All I can say is this: So sorry about Shakes.
WHY DIDN'T YOU TAKE MY CAT?! She's so awesome. Plus, she's pure evil, so SHE'LL NEVER DIE.
* * *
Friday July 13th marked a simultaneously hilarious and horribly sad day in the Lannis household...
I don’t normally subscribe to the “Friday the 13th” brand of superstitious—my grandmother raised me on an earthier sense of groundless irrationality than that of the fall of calendar numbers...
[Disclaimer: some are grounded, as I discovered through research—still doesn’t stop the quiver of dread if I see shoes on a table, though...]
If you haven’t guess from previous posts, I have a healthy sense of gallows humour. Thank the shit sandwiches life has forced down my throat, or perhaps the quirks that pass for an ordinary day around the Lannis household—I stopped trying to logic it out long ago (right about when my verbal filter broke and I lost my sense of shame).
That’s as close as I’m going to come to an apology for the content of the remainder of this post. And to anyone who believes it may be disrespect, it’s not. It’s actually healthy coping skills with a dry twist of black humour...
So. Jumping straight into the fray...
On Friday the 13th, I went into the basement to find my cat, Shakespeare, laying on the floor.
As in: dead. D.E.A.D.
Yep. Very obviously stiff, no mistaking it—even from a distance—dead.
My first thought? Like, seriously, the very first thought in my head when I saw his unnervingly-still form?
THAT’S a blue job.
(I wish I was kidding.)
Of course, halfway back up the stairs I turned around because within me flickered the thought that I needed to make sure that THAT was a done deal...
Thankfully, it was.
My next thought was to remember it was Friday the 13th.
And my gut froze, my brain anything but frozen with possibilities of exactly how whack-jobs like to lash out at neighbourhood pets... How a potential serial killer would have no trouble luring my overly-friendly Shakespeare close enough to do harm...
Turns out this wasn’t the case.
Thanks to an investigation by CSI: Small Town (observations of which I’ll spare this blog), and a discussion with our vet, it has become evident that Shakespeare mostly likely suffered a massive coronary, and in all likelihood was dead before he hit the floor.
Believe it or not, this gives me peace.
Some vindictive nut possibly trying to poison the local obnoxious stray and getting my cat instead? Well, animal cruelty makes my blood boil, regardless of whether that animal has a home or is even domestic...
Mother Nature deciding it was time for our almost-four-year-old, 16 lb, heart-murmur-suffering, long-haired cat to drop dead in the middle of a heat wave?
THAT I can live with.

▸ **INSTRUCTION A**: Count the lines of the records that contain the string "래미안자이", treating case as significant, and give only the number.
The records that follow bear no relation to the post about the cat.

Annotations of layout elements:
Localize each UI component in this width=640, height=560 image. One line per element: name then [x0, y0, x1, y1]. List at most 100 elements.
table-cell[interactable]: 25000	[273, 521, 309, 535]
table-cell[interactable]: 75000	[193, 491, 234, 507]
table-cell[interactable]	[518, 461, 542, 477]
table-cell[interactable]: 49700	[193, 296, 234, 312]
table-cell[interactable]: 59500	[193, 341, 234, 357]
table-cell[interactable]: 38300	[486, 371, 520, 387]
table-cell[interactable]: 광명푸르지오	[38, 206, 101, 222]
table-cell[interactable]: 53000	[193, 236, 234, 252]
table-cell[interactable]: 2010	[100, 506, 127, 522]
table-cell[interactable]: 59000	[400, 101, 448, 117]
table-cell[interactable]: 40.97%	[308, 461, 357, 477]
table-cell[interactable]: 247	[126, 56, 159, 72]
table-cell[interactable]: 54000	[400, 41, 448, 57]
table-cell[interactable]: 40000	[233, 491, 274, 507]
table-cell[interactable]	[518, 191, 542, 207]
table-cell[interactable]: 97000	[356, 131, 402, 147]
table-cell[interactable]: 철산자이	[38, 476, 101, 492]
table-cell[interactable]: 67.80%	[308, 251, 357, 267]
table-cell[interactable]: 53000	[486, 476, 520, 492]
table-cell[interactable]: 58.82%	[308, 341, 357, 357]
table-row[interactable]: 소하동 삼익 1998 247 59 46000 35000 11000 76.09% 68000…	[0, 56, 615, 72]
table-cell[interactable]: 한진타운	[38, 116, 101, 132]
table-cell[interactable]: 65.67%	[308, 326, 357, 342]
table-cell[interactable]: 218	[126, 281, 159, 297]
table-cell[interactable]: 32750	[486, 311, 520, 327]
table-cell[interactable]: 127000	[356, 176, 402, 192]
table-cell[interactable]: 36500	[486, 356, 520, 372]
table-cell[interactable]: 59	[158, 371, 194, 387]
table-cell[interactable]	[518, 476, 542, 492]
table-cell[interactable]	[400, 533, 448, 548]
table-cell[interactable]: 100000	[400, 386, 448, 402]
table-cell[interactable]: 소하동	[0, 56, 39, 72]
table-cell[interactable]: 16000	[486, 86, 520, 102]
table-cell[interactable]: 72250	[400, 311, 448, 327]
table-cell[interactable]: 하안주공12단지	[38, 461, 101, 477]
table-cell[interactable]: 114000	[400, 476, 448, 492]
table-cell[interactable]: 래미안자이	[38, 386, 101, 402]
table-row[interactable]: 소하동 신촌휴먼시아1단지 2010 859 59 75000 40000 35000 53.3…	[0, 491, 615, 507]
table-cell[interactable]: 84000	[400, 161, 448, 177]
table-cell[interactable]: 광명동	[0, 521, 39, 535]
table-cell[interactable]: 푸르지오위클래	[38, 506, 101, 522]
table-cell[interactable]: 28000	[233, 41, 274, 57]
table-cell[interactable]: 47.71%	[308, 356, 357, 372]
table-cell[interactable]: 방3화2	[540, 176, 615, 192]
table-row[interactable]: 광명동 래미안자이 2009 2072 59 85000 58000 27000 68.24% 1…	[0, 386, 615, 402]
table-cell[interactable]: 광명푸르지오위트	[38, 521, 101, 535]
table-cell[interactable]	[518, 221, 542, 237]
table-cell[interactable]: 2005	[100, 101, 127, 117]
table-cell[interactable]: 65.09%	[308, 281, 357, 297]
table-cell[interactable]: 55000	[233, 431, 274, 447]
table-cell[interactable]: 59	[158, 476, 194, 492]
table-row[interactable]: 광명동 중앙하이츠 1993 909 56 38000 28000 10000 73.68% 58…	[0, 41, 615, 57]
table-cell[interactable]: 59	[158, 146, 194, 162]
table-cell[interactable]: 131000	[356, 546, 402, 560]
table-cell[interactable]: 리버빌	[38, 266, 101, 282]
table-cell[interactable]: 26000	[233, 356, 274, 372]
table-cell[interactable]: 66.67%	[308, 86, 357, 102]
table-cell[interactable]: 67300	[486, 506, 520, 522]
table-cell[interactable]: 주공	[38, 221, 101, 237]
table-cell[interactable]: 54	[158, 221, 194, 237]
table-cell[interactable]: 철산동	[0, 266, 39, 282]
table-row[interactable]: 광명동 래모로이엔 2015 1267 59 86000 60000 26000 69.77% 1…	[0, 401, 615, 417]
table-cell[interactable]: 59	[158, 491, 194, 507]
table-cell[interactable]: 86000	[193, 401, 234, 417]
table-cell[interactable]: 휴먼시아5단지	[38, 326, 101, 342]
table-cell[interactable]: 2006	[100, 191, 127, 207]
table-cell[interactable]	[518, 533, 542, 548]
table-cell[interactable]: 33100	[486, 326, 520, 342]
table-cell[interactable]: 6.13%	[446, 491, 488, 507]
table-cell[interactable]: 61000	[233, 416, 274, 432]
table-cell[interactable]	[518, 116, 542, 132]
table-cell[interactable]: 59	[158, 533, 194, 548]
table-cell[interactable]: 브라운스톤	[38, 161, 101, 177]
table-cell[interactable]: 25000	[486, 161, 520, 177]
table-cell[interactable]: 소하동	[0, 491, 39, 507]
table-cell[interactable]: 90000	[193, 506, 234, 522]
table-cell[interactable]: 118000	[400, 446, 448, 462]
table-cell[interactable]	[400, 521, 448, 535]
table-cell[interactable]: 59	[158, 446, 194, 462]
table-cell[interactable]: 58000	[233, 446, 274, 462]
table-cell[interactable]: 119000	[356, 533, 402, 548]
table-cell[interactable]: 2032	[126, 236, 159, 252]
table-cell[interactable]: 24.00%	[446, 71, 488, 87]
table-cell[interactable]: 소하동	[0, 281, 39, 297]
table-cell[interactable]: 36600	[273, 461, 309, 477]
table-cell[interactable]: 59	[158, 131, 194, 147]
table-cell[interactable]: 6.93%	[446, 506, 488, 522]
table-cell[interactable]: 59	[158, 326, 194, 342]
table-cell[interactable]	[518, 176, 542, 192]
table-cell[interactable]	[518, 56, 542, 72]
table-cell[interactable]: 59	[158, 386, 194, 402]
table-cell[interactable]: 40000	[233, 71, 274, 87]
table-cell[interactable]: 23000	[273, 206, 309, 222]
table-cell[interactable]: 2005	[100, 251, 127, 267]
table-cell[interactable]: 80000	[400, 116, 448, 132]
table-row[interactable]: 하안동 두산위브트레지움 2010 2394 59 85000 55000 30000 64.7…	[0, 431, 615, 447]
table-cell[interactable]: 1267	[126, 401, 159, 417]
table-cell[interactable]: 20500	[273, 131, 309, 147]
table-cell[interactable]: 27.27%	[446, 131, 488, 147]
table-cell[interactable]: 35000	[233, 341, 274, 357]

▸ **INSTRUCTION B**: Transcribe everything in the post about the cat's death from "So. Jumping straight" down to "I was kidding.)".

▸ **COMPLETE ANSWER A**: 2

▸ **COMPLETE ANSWER B**:
So. Jumping straight into the fray...
On Friday the 13th, I went into the basement to find my cat, Shakespeare, laying on the floor.
As in: dead. D.E.A.D.
Yep. Very obviously stiff, no mistaking it—even from a distance—dead.
My first thought? Like, seriously, the very first thought in my head when I saw his unnervingly-still form?
THAT’S a blue job.
(I wish I was kidding.)